- **Your goal**:
Type out every line below exactly as it reads.

- **Provided data**:
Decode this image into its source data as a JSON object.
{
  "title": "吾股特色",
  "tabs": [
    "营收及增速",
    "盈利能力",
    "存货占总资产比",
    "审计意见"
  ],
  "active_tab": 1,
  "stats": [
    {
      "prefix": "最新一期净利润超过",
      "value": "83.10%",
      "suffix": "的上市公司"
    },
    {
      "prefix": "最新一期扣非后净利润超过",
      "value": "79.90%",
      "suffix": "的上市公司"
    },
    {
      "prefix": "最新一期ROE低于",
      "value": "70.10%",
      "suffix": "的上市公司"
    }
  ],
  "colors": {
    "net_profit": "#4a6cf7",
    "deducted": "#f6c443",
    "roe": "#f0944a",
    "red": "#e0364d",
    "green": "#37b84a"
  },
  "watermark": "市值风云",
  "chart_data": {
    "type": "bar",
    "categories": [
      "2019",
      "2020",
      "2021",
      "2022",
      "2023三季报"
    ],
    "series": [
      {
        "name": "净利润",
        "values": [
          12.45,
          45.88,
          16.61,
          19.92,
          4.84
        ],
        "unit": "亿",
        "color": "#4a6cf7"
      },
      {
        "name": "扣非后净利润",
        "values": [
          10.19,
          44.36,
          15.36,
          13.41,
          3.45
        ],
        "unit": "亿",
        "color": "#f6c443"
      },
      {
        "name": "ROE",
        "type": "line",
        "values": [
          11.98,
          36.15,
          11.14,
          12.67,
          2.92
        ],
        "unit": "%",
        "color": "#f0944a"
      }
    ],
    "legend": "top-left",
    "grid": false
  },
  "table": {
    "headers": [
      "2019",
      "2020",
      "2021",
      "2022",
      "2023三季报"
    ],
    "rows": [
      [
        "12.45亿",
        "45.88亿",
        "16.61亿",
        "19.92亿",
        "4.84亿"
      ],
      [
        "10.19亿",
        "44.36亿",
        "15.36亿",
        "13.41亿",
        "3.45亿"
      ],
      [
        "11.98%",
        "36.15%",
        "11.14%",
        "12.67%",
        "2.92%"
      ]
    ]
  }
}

- **Problem solution**:
Decode this image into its source data as a JSON object.
{
  "title": "吾股特色",
  "tabs": [
    "营收及增速",
    "盈利能力",
    "存货占总资产比",
    "审计意见"
  ],
  "active_tab": 1,
  "stats": [
    {
      "prefix": "最新一期净利润超过",
      "value": "83.10%",
      "suffix": "的上市公司"
    },
    {
      "prefix": "最新一期扣非后净利润超过",
      "value": "79.90%",
      "suffix": "的上市公司"
    },
    {
      "prefix": "最新一期ROE低于",
      "value": "70.10%",
      "suffix": "的上市公司"
    }
  ],
  "colors": {
    "net_profit": "#4a6cf7",
    "deducted": "#f6c443",
    "roe": "#f0944a",
    "red": "#e0364d",
    "green": "#37b84a"
  },
  "watermark": "市值风云",
  "chart_data": {
    "type": "bar",
    "categories": [
      "2019",
      "2020",
      "2021",
      "2022",
      "2023三季报"
    ],
    "series": [
      {
        "name": "净利润",
        "values": [
          12.45,
          45.88,
          16.61,
          19.92,
          4.84
        ],
        "unit": "亿",
        "color": "#4a6cf7"
      },
      {
        "name": "扣非后净利润",
        "values": [
          10.19,
          44.36,
          15.36,
          13.41,
          3.45
        ],
        "unit": "亿",
        "color": "#f6c443"
      },
      {
        "name": "ROE",
        "type": "line",
        "values": [
          11.98,
          36.15,
          11.14,
          12.67,
          2.92
        ],
        "unit": "%",
        "color": "#f0944a"
      }
    ],
    "legend": "top-left",
    "grid": false
  },
  "table": {
    "headers": [
      "2019",
      "2020",
      "2021",
      "2022",
      "2023三季报"
    ],
    "rows": [
      [
        "12.45亿",
        "45.88亿",
        "16.61亿",
        "19.92亿",
        "4.84亿"
      ],
      [
        "10.19亿",
        "44.36亿",
        "15.36亿",
        "13.41亿",
        "3.45亿"
      ],
      [
        "11.98%",
        "36.15%",
        "11.14%",
        "12.67%",
        "2.92%"
      ]
    ]
  }
}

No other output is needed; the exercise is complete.